* **Provided records**
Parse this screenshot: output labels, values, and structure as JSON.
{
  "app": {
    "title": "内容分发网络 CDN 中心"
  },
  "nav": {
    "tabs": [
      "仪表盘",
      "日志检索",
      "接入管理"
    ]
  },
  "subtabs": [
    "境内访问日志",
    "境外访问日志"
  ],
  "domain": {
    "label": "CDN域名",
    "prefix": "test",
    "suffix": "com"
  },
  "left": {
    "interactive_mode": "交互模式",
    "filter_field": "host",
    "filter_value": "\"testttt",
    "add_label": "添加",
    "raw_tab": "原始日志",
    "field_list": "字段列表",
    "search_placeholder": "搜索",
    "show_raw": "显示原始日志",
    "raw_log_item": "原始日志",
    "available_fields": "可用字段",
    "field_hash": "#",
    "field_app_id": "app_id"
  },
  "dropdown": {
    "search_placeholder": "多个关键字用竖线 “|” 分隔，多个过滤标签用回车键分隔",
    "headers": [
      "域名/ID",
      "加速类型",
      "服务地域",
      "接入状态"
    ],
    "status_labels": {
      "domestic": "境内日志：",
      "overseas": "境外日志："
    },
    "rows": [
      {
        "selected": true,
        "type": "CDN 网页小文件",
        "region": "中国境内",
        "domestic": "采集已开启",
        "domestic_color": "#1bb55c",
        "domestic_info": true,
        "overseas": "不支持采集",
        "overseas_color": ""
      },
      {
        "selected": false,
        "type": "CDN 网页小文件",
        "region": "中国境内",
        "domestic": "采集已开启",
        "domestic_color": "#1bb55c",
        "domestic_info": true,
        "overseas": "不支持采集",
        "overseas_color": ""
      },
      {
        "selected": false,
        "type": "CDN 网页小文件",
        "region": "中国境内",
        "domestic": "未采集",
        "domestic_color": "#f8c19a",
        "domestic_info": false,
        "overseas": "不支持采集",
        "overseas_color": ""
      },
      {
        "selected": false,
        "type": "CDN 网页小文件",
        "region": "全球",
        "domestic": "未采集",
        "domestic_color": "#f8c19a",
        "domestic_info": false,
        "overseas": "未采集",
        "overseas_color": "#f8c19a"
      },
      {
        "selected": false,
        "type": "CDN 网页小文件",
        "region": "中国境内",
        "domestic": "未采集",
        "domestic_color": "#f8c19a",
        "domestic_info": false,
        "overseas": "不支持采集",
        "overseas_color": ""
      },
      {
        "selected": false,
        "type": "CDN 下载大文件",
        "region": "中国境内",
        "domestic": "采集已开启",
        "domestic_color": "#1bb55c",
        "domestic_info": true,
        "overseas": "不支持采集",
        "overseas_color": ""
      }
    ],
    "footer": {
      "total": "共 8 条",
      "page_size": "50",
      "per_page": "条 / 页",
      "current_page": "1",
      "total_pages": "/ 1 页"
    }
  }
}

* **Work to do**
Each line above is to be repeated exactly.

* **Task output**
Parse this screenshot: output labels, values, and structure as JSON.
{
  "app": {
    "title": "内容分发网络 CDN 中心"
  },
  "nav": {
    "tabs": [
      "仪表盘",
      "日志检索",
      "接入管理"
    ]
  },
  "subtabs": [
    "境内访问日志",
    "境外访问日志"
  ],
  "domain": {
    "label": "CDN域名",
    "prefix": "test",
    "suffix": "com"
  },
  "left": {
    "interactive_mode": "交互模式",
    "filter_field": "host",
    "filter_value": "\"testttt",
    "add_label": "添加",
    "raw_tab": "原始日志",
    "field_list": "字段列表",
    "search_placeholder": "搜索",
    "show_raw": "显示原始日志",
    "raw_log_item": "原始日志",
    "available_fields": "可用字段",
    "field_hash": "#",
    "field_app_id": "app_id"
  },
  "dropdown": {
    "search_placeholder": "多个关键字用竖线 “|” 分隔，多个过滤标签用回车键分隔",
    "headers": [
      "域名/ID",
      "加速类型",
      "服务地域",
      "接入状态"
    ],
    "status_labels": {
      "domestic": "境内日志：",
      "overseas": "境外日志："
    },
    "rows": [
      {
        "selected": true,
        "type": "CDN 网页小文件",
        "region": "中国境内",
        "domestic": "采集已开启",
        "domestic_color": "#1bb55c",
        "domestic_info": true,
        "overseas": "不支持采集",
        "overseas_color": ""
      },
      {
        "selected": false,
        "type": "CDN 网页小文件",
        "region": "中国境内",
        "domestic": "采集已开启",
        "domestic_color": "#1bb55c",
        "domestic_info": true,
        "overseas": "不支持采集",
        "overseas_color": ""
      },
      {
        "selected": false,
        "type": "CDN 网页小文件",
        "region": "中国境内",
        "domestic": "未采集",
        "domestic_color": "#f8c19a",
        "domestic_info": false,
        "overseas": "不支持采集",
        "overseas_color": ""
      },
      {
        "selected": false,
        "type": "CDN 网页小文件",
        "region": "全球",
        "domestic": "未采集",
        "domestic_color": "#f8c19a",
        "domestic_info": false,
        "overseas": "未采集",
        "overseas_color": "#f8c19a"
      },
      {
        "selected": false,
        "type": "CDN 网页小文件",
        "region": "中国境内",
        "domestic": "未采集",
        "domestic_color": "#f8c19a",
        "domestic_info": false,
        "overseas": "不支持采集",
        "overseas_color": ""
      },
      {
        "selected": false,
        "type": "CDN 下载大文件",
        "region": "中国境内",
        "domestic": "采集已开启",
        "domestic_color": "#1bb55c",
        "domestic_info": true,
        "overseas": "不支持采集",
        "overseas_color": ""
      }
    ],
    "footer": {
      "total": "共 8 条",
      "page_size": "50",
      "per_page": "条 / 页",
      "current_page": "1",
      "total_pages": "/ 1 页"
    }
  }
}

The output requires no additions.